··· RECORDS TO PROCESS ···

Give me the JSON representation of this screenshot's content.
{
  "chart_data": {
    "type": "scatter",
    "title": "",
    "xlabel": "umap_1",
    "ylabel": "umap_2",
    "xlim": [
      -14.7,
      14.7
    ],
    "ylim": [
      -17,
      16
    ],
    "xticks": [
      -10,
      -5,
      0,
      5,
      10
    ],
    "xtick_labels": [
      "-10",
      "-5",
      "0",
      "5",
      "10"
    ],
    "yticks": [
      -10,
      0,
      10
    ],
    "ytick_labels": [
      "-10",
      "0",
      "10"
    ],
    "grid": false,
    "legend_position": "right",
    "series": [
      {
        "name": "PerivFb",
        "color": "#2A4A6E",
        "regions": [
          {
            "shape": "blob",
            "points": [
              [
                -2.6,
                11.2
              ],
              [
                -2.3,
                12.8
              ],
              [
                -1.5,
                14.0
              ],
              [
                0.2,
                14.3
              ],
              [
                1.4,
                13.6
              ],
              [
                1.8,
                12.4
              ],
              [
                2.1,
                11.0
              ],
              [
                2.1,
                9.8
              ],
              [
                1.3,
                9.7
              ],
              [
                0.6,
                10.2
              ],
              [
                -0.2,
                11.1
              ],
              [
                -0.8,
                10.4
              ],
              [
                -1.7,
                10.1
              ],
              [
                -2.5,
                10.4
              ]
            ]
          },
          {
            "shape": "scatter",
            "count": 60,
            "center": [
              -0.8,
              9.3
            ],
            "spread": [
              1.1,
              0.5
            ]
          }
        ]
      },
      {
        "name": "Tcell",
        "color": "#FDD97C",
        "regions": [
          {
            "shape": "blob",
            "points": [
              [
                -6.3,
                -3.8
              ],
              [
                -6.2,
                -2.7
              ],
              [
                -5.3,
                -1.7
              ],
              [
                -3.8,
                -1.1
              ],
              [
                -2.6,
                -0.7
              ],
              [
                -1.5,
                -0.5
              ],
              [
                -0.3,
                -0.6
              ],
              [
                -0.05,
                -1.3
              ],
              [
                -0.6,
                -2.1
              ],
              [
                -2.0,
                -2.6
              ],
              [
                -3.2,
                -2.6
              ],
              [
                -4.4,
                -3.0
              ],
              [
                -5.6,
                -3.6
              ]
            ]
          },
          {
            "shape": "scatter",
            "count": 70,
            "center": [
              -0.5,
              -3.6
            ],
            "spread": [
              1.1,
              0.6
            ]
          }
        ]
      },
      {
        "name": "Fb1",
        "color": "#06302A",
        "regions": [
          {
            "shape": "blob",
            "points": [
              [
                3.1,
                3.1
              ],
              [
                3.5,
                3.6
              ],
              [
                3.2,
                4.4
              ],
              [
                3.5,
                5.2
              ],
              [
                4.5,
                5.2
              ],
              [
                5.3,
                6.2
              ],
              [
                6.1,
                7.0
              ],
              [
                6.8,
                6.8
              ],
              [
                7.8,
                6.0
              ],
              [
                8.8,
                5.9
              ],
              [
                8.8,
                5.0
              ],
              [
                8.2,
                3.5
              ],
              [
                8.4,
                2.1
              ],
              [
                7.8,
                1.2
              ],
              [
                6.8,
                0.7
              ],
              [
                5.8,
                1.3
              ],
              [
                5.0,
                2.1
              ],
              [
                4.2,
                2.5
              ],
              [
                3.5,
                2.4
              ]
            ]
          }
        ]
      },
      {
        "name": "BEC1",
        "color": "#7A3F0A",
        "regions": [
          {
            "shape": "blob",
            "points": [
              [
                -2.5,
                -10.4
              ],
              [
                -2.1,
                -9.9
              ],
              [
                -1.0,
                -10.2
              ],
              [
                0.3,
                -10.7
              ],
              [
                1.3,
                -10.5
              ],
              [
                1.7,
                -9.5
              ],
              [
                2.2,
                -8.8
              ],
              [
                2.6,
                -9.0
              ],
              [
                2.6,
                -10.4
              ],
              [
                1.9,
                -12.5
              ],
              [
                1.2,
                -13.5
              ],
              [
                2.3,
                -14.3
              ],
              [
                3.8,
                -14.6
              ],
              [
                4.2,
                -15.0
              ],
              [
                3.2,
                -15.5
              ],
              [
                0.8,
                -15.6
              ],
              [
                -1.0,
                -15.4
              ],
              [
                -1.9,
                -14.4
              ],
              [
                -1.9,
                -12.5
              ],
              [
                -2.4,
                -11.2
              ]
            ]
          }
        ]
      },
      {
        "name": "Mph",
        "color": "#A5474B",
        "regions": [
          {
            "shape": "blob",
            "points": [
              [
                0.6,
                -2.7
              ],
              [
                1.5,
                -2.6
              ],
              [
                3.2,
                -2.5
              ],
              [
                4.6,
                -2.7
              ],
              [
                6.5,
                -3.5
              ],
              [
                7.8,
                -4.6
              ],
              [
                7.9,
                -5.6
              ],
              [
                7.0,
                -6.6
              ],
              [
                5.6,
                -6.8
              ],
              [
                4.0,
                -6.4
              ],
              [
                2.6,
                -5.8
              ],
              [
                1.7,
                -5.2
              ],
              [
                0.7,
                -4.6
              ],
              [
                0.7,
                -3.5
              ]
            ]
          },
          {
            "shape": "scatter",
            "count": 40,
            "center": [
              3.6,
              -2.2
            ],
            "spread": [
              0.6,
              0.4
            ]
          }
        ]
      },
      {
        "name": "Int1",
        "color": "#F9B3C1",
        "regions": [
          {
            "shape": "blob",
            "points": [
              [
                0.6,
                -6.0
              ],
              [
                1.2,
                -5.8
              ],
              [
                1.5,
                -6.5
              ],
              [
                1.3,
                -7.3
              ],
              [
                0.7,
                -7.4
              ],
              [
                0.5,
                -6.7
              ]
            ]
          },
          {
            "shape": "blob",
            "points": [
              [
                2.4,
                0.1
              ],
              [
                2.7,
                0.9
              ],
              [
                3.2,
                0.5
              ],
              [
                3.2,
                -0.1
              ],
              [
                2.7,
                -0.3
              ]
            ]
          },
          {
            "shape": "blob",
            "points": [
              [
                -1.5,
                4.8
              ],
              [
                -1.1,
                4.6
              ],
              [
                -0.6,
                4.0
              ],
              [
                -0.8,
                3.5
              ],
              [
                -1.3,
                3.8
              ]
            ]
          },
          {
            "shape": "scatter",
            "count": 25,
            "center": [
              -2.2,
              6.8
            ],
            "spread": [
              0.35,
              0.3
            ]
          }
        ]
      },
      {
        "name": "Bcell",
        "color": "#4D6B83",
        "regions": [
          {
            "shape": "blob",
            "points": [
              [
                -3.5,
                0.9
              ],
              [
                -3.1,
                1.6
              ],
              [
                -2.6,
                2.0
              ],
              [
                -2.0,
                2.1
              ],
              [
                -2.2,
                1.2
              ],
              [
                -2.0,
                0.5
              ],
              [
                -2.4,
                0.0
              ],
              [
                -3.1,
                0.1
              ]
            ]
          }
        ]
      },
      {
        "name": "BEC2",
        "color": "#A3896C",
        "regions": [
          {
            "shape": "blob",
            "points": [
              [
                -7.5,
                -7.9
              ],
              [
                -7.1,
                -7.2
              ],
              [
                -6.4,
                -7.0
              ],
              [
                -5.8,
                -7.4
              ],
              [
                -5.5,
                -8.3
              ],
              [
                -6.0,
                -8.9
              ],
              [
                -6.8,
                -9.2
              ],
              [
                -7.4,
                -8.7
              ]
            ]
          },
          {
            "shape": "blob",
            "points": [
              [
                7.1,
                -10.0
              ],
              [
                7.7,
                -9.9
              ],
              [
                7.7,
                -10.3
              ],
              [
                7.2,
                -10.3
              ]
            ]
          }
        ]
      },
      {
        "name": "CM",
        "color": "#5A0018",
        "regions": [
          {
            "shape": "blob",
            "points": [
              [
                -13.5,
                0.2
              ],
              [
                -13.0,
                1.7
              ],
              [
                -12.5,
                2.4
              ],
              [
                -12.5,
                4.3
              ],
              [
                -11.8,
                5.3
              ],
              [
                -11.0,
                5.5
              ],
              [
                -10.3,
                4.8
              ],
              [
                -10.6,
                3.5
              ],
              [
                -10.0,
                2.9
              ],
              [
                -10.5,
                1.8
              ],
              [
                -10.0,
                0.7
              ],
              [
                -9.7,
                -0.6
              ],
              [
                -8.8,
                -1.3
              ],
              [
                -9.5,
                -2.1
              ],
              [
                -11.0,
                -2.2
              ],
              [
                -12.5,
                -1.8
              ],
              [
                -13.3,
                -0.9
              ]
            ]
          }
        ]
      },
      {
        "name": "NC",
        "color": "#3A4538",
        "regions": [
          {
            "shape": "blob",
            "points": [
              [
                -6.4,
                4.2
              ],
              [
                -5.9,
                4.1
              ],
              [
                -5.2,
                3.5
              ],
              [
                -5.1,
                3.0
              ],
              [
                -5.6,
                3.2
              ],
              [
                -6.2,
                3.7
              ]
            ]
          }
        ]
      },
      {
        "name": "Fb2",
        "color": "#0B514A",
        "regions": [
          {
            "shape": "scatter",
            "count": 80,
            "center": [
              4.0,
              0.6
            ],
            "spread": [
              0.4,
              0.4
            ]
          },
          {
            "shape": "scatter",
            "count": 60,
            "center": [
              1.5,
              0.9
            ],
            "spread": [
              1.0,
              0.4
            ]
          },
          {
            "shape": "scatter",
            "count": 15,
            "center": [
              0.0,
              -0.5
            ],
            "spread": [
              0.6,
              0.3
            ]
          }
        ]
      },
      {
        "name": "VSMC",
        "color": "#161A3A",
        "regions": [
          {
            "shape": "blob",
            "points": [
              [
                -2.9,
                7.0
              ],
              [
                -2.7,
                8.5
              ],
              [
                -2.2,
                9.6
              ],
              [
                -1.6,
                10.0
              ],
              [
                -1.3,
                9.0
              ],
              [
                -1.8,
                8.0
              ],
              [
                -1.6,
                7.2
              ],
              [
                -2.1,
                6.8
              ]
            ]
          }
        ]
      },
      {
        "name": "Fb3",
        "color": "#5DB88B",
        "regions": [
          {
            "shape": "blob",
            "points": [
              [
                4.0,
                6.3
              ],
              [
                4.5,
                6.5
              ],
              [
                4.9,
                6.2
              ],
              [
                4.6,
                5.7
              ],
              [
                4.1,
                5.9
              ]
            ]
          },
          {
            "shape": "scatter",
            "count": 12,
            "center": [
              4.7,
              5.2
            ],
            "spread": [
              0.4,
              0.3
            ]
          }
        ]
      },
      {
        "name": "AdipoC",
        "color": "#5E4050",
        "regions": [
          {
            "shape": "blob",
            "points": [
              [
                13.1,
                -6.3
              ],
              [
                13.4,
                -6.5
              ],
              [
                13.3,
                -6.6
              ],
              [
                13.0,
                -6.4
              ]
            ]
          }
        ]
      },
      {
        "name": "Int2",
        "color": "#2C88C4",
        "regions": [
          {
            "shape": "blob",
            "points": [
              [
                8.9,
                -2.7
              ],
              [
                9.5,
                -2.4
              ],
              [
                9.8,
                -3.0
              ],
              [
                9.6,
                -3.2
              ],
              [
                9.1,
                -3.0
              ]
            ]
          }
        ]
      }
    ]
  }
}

···

- [THE TASK]:
From the data above, pick out each line containing "count" and copy it.

- [EXERCISE SOLUTION]:
            "count": 60,
            "count": 70,
            "count": 40,
            "count": 25,
            "count": 80,
            "count": 60,
            "count": 15,
            "count": 12,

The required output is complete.